Stored items:
════

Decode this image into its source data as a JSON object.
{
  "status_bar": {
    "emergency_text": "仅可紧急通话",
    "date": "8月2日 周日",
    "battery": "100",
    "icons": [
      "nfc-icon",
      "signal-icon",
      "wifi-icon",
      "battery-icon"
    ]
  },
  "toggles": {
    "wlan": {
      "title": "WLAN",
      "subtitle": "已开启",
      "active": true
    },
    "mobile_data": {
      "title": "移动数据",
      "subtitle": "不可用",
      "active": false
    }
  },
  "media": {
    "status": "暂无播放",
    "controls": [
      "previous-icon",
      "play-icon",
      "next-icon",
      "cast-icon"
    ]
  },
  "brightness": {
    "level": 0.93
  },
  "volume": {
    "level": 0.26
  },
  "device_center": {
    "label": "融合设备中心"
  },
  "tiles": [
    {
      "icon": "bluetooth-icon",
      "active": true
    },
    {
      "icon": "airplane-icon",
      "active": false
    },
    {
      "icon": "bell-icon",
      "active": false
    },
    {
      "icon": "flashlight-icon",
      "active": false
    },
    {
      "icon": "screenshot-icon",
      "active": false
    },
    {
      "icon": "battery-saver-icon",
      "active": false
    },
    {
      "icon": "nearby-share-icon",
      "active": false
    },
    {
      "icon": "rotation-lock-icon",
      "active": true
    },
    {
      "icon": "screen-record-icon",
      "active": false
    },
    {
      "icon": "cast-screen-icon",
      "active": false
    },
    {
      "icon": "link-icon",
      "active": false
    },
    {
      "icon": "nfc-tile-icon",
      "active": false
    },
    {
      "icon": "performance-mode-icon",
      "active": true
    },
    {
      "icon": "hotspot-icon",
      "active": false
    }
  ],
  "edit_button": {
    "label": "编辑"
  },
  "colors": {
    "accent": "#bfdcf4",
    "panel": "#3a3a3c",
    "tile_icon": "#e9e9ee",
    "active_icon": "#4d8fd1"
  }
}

════

Where a line in the material contains "battery", copy that line.

    "battery": "100",
      "battery-icon"
      "icon": "battery-saver-icon",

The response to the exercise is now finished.